The Long Short Term Memory neural network is a type of a Recurrent Neural Network (RNN). RNNs use previous time events to inform the later ones. For example, to classify what kind of event is happening in a movie, the model needs to use information about previous events. RNNs work well if the problem requires only recent information to perform the present task. If the problem requires long term dependencies, RNN would struggle to model it. The LSTM was designed to learn long term dependencies. It remembers the information for long periods. LSTM was introduced by S Hochreiter, J Schmidhuber in 1997. To learn more about LSTMs read a great colah blog post which offers a good explanation.

The code below is an implementation of a stateful LSTM for time series prediction. It has an LSTMCell unit and a linear layer to model a sequence of a time series. The model can generate the future values of a time series and it can be trained using teacher forcing (a concept that I am going to describe later).

import torch.nn as nn
import torch.optim as optim


class Model(nn.Module):
    def __init__(self, input_size, hidden_size, output_size):
        super(Model, self).__init__()

----

**Request A:** According to the LSTM passage, who introduced the LSTM, and in what year?
**Request B:** Write the next part of the LSTM time series passage, picking up right after its final line.
The material that follows has no connection to the LSTM passage.

**Data block:**
----

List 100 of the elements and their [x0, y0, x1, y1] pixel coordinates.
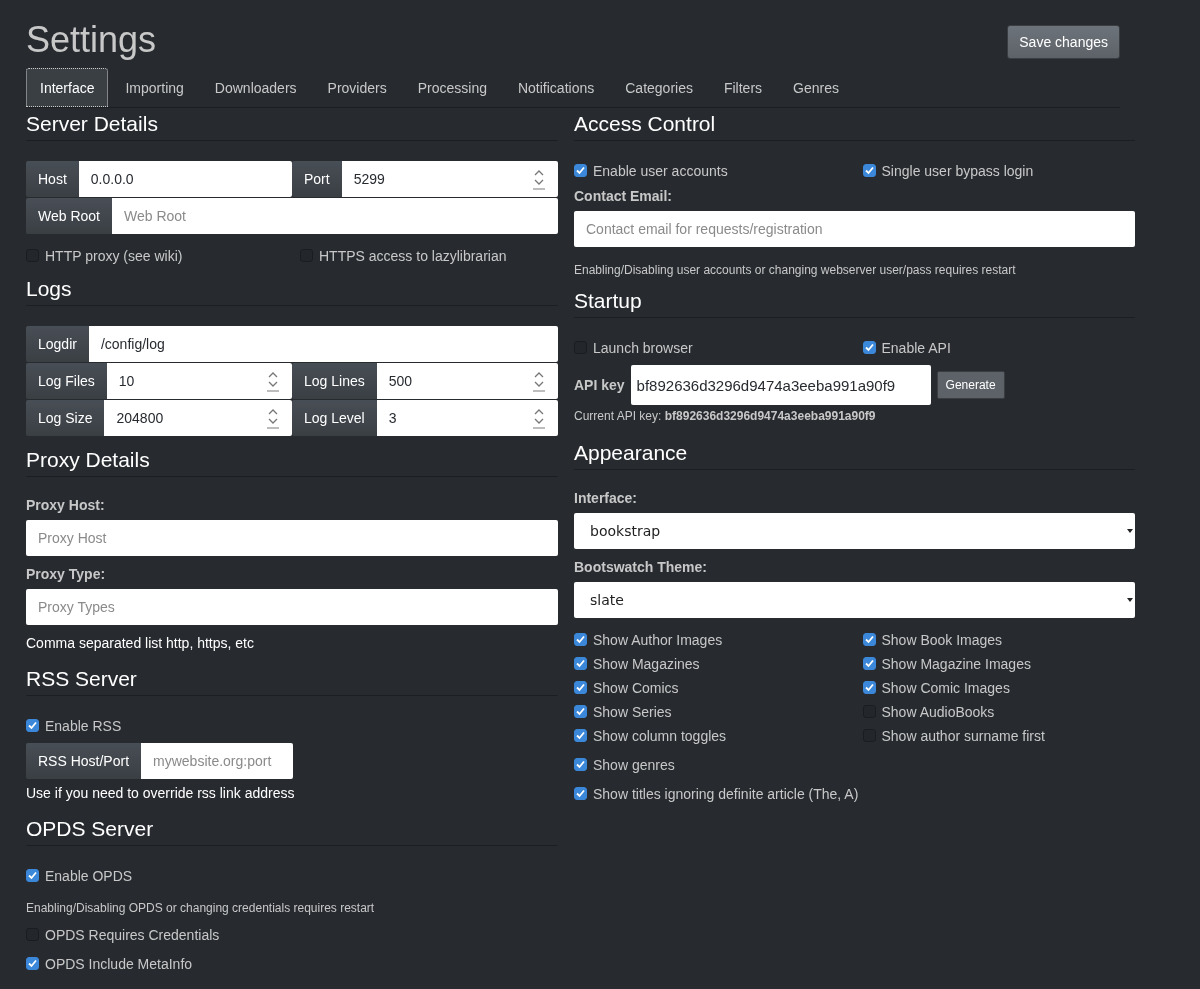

----

**Task answer A:** S Hochreiter and J Schmidhuber introduced it in 1997.

**Task answer B:**
        self.input_size = input_size
        self.hidden_size = hidden_size
        self.output_size = output_size
        self.lstm = nn.LSTMCell(self.input_size, self.hidden_size)
        self.linear = nn.Linear(self.hidden_size, self.output_size)

    def forward(self, input, future=0, y=None):
        outputs = []

        # reset the state of LSTM
        # the state is kept till the end of the sequence
        h_t = torch.zeros(input.size(0), self.hidden_size, dtype=torch.float32)
        c_t = torch.zeros(input.size(0), self.hidden_size, dtype=torch.float32)

        for i, input_t in enumerate(input.chunk(input.size(1), dim=1)):
            h_t, c_t = self.lstm(input_t, (h_t, c_t))
            output = self.linear(h_t)
            outputs += [output]

        for i in range(future):
            if y is not None and random.random() > 0.5:
                output = y[:, [i]]  # teacher forcing
            h_t, c_t = self.lstm(output, (h_t, c_t))
            output = self.linear(h_t)
            outputs += [output]
        outputs = torch.stack(outputs, 1).squeeze(2)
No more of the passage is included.